_Objective:_ Write the data out again exactly, with no pictures.
BEGIN Source material
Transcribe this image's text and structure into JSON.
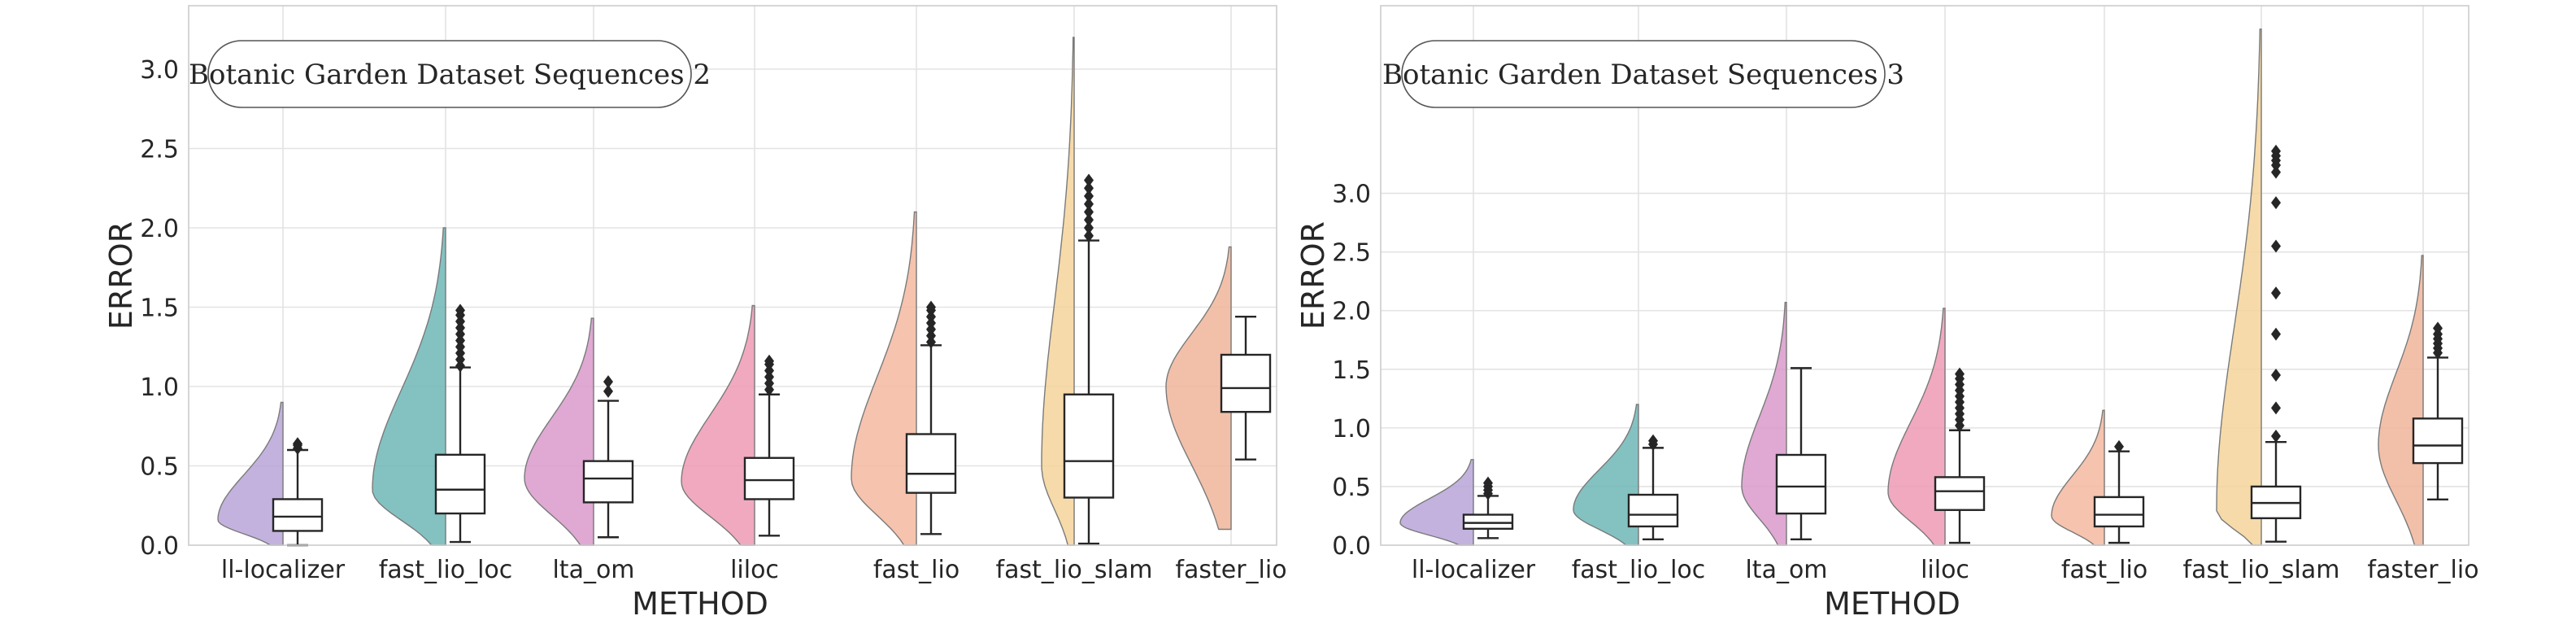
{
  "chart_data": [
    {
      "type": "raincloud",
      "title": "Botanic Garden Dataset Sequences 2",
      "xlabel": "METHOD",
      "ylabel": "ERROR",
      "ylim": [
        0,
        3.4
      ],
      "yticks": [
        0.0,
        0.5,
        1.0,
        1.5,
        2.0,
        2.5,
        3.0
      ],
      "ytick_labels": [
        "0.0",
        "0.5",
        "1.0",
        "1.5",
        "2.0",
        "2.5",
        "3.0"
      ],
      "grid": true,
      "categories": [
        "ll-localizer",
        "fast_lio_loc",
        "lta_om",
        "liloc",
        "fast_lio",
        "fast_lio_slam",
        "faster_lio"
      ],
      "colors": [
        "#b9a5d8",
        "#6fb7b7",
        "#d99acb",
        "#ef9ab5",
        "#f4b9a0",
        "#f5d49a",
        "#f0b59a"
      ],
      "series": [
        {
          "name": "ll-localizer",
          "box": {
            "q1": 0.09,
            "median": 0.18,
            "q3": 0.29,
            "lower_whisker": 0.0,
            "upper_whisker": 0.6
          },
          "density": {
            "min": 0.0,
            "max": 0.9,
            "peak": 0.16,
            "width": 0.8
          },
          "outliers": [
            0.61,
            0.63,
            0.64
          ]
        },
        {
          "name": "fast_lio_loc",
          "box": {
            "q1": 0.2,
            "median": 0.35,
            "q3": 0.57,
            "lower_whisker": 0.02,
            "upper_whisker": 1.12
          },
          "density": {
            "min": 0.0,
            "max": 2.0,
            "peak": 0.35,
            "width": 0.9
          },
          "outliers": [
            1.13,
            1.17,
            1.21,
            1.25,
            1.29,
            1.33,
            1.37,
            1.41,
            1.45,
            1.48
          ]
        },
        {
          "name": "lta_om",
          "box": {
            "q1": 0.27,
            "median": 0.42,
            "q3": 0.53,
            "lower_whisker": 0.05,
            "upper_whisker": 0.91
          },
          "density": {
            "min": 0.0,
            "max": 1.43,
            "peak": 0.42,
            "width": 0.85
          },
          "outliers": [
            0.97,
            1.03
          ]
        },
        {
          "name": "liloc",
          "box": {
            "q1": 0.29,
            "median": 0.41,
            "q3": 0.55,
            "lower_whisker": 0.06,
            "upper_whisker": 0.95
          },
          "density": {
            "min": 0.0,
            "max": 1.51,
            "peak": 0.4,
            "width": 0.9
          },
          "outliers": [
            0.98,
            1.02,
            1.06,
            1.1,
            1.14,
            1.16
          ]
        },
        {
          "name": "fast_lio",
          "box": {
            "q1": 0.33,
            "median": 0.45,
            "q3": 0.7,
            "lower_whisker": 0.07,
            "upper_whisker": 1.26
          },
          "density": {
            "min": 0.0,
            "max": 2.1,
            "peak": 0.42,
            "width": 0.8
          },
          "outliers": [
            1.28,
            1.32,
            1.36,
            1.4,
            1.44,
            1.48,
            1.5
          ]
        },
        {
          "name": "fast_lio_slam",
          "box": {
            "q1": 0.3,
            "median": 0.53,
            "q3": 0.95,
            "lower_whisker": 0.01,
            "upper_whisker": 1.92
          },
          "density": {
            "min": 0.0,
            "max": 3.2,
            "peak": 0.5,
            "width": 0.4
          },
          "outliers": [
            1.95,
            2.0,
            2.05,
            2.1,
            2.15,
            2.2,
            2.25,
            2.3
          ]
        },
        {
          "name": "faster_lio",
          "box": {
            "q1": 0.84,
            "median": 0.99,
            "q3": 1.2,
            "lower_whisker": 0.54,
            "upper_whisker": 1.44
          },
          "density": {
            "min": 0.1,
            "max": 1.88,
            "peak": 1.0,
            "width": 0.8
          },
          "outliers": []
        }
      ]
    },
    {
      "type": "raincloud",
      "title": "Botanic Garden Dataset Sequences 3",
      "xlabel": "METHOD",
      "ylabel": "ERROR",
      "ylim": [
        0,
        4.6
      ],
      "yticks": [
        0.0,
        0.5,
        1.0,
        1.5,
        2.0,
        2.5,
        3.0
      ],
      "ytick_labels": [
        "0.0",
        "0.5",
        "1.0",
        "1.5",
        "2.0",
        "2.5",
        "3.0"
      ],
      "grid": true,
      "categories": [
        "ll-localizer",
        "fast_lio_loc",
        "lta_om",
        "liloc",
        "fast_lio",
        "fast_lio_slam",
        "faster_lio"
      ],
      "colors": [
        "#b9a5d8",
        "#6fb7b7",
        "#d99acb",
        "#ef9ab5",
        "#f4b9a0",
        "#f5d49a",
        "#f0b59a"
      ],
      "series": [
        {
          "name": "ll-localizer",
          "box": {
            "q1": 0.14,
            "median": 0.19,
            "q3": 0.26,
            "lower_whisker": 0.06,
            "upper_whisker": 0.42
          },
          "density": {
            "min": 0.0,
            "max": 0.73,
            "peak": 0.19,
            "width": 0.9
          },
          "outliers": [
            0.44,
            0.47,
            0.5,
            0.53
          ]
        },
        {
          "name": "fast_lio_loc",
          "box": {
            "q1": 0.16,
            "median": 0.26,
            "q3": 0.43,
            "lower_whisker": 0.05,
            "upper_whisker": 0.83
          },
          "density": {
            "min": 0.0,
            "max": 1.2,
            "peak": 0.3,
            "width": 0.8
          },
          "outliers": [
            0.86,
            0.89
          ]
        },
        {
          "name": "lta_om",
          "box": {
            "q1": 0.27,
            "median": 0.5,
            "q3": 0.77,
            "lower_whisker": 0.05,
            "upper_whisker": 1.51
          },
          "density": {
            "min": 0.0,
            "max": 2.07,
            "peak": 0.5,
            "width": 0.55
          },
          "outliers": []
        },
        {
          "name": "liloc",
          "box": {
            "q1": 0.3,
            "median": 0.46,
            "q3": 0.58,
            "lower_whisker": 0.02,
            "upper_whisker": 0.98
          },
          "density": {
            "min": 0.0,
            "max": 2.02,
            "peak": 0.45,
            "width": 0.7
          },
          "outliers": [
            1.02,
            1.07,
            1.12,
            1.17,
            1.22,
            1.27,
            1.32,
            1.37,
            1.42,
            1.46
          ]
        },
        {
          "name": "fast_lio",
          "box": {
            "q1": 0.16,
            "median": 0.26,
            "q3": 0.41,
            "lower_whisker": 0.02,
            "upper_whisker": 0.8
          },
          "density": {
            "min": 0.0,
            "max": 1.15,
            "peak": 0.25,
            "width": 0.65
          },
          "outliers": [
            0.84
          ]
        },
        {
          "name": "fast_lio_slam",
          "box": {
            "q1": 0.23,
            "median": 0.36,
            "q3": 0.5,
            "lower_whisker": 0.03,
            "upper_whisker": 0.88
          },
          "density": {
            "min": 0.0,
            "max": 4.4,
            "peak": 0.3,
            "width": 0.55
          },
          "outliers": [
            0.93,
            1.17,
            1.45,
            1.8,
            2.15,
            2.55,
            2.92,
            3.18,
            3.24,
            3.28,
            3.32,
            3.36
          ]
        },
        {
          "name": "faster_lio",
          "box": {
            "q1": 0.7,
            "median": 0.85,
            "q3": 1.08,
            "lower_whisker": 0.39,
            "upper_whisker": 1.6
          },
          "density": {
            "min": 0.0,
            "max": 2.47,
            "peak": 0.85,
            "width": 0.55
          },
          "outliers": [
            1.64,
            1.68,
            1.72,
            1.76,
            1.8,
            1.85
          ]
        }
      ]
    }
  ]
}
END Source material
_Solution to this exercise:_
Transcribe this image's text and structure into JSON.
{
  "chart_data": [
    {
      "type": "raincloud",
      "title": "Botanic Garden Dataset Sequences 2",
      "xlabel": "METHOD",
      "ylabel": "ERROR",
      "ylim": [
        0,
        3.4
      ],
      "yticks": [
        0.0,
        0.5,
        1.0,
        1.5,
        2.0,
        2.5,
        3.0
      ],
      "ytick_labels": [
        "0.0",
        "0.5",
        "1.0",
        "1.5",
        "2.0",
        "2.5",
        "3.0"
      ],
      "grid": true,
      "categories": [
        "ll-localizer",
        "fast_lio_loc",
        "lta_om",
        "liloc",
        "fast_lio",
        "fast_lio_slam",
        "faster_lio"
      ],
      "colors": [
        "#b9a5d8",
        "#6fb7b7",
        "#d99acb",
        "#ef9ab5",
        "#f4b9a0",
        "#f5d49a",
        "#f0b59a"
      ],
      "series": [
        {
          "name": "ll-localizer",
          "box": {
            "q1": 0.09,
            "median": 0.18,
            "q3": 0.29,
            "lower_whisker": 0.0,
            "upper_whisker": 0.6
          },
          "density": {
            "min": 0.0,
            "max": 0.9,
            "peak": 0.16,
            "width": 0.8
          },
          "outliers": [
            0.61,
            0.63,
            0.64
          ]
        },
        {
          "name": "fast_lio_loc",
          "box": {
            "q1": 0.2,
            "median": 0.35,
            "q3": 0.57,
            "lower_whisker": 0.02,
            "upper_whisker": 1.12
          },
          "density": {
            "min": 0.0,
            "max": 2.0,
            "peak": 0.35,
            "width": 0.9
          },
          "outliers": [
            1.13,
            1.17,
            1.21,
            1.25,
            1.29,
            1.33,
            1.37,
            1.41,
            1.45,
            1.48
          ]
        },
        {
          "name": "lta_om",
          "box": {
            "q1": 0.27,
            "median": 0.42,
            "q3": 0.53,
            "lower_whisker": 0.05,
            "upper_whisker": 0.91
          },
          "density": {
            "min": 0.0,
            "max": 1.43,
            "peak": 0.42,
            "width": 0.85
          },
          "outliers": [
            0.97,
            1.03
          ]
        },
        {
          "name": "liloc",
          "box": {
            "q1": 0.29,
            "median": 0.41,
            "q3": 0.55,
            "lower_whisker": 0.06,
            "upper_whisker": 0.95
          },
          "density": {
            "min": 0.0,
            "max": 1.51,
            "peak": 0.4,
            "width": 0.9
          },
          "outliers": [
            0.98,
            1.02,
            1.06,
            1.1,
            1.14,
            1.16
          ]
        },
        {
          "name": "fast_lio",
          "box": {
            "q1": 0.33,
            "median": 0.45,
            "q3": 0.7,
            "lower_whisker": 0.07,
            "upper_whisker": 1.26
          },
          "density": {
            "min": 0.0,
            "max": 2.1,
            "peak": 0.42,
            "width": 0.8
          },
          "outliers": [
            1.28,
            1.32,
            1.36,
            1.4,
            1.44,
            1.48,
            1.5
          ]
        },
        {
          "name": "fast_lio_slam",
          "box": {
            "q1": 0.3,
            "median": 0.53,
            "q3": 0.95,
            "lower_whisker": 0.01,
            "upper_whisker": 1.92
          },
          "density": {
            "min": 0.0,
            "max": 3.2,
            "peak": 0.5,
            "width": 0.4
          },
          "outliers": [
            1.95,
            2.0,
            2.05,
            2.1,
            2.15,
            2.2,
            2.25,
            2.3
          ]
        },
        {
          "name": "faster_lio",
          "box": {
            "q1": 0.84,
            "median": 0.99,
            "q3": 1.2,
            "lower_whisker": 0.54,
            "upper_whisker": 1.44
          },
          "density": {
            "min": 0.1,
            "max": 1.88,
            "peak": 1.0,
            "width": 0.8
          },
          "outliers": []
        }
      ]
    },
    {
      "type": "raincloud",
      "title": "Botanic Garden Dataset Sequences 3",
      "xlabel": "METHOD",
      "ylabel": "ERROR",
      "ylim": [
        0,
        4.6
      ],
      "yticks": [
        0.0,
        0.5,
        1.0,
        1.5,
        2.0,
        2.5,
        3.0
      ],
      "ytick_labels": [
        "0.0",
        "0.5",
        "1.0",
        "1.5",
        "2.0",
        "2.5",
        "3.0"
      ],
      "grid": true,
      "categories": [
        "ll-localizer",
        "fast_lio_loc",
        "lta_om",
        "liloc",
        "fast_lio",
        "fast_lio_slam",
        "faster_lio"
      ],
      "colors": [
        "#b9a5d8",
        "#6fb7b7",
        "#d99acb",
        "#ef9ab5",
        "#f4b9a0",
        "#f5d49a",
        "#f0b59a"
      ],
      "series": [
        {
          "name": "ll-localizer",
          "box": {
            "q1": 0.14,
            "median": 0.19,
            "q3": 0.26,
            "lower_whisker": 0.06,
            "upper_whisker": 0.42
          },
          "density": {
            "min": 0.0,
            "max": 0.73,
            "peak": 0.19,
            "width": 0.9
          },
          "outliers": [
            0.44,
            0.47,
            0.5,
            0.53
          ]
        },
        {
          "name": "fast_lio_loc",
          "box": {
            "q1": 0.16,
            "median": 0.26,
            "q3": 0.43,
            "lower_whisker": 0.05,
            "upper_whisker": 0.83
          },
          "density": {
            "min": 0.0,
            "max": 1.2,
            "peak": 0.3,
            "width": 0.8
          },
          "outliers": [
            0.86,
            0.89
          ]
        },
        {
          "name": "lta_om",
          "box": {
            "q1": 0.27,
            "median": 0.5,
            "q3": 0.77,
            "lower_whisker": 0.05,
            "upper_whisker": 1.51
          },
          "density": {
            "min": 0.0,
            "max": 2.07,
            "peak": 0.5,
            "width": 0.55
          },
          "outliers": []
        },
        {
          "name": "liloc",
          "box": {
            "q1": 0.3,
            "median": 0.46,
            "q3": 0.58,
            "lower_whisker": 0.02,
            "upper_whisker": 0.98
          },
          "density": {
            "min": 0.0,
            "max": 2.02,
            "peak": 0.45,
            "width": 0.7
          },
          "outliers": [
            1.02,
            1.07,
            1.12,
            1.17,
            1.22,
            1.27,
            1.32,
            1.37,
            1.42,
            1.46
          ]
        },
        {
          "name": "fast_lio",
          "box": {
            "q1": 0.16,
            "median": 0.26,
            "q3": 0.41,
            "lower_whisker": 0.02,
            "upper_whisker": 0.8
          },
          "density": {
            "min": 0.0,
            "max": 1.15,
            "peak": 0.25,
            "width": 0.65
          },
          "outliers": [
            0.84
          ]
        },
        {
          "name": "fast_lio_slam",
          "box": {
            "q1": 0.23,
            "median": 0.36,
            "q3": 0.5,
            "lower_whisker": 0.03,
            "upper_whisker": 0.88
          },
          "density": {
            "min": 0.0,
            "max": 4.4,
            "peak": 0.3,
            "width": 0.55
          },
          "outliers": [
            0.93,
            1.17,
            1.45,
            1.8,
            2.15,
            2.55,
            2.92,
            3.18,
            3.24,
            3.28,
            3.32,
            3.36
          ]
        },
        {
          "name": "faster_lio",
          "box": {
            "q1": 0.7,
            "median": 0.85,
            "q3": 1.08,
            "lower_whisker": 0.39,
            "upper_whisker": 1.6
          },
          "density": {
            "min": 0.0,
            "max": 2.47,
            "peak": 0.85,
            "width": 0.55
          },
          "outliers": [
            1.64,
            1.68,
            1.72,
            1.76,
            1.8,
            1.85
          ]
        }
      ]
    }
  ]
}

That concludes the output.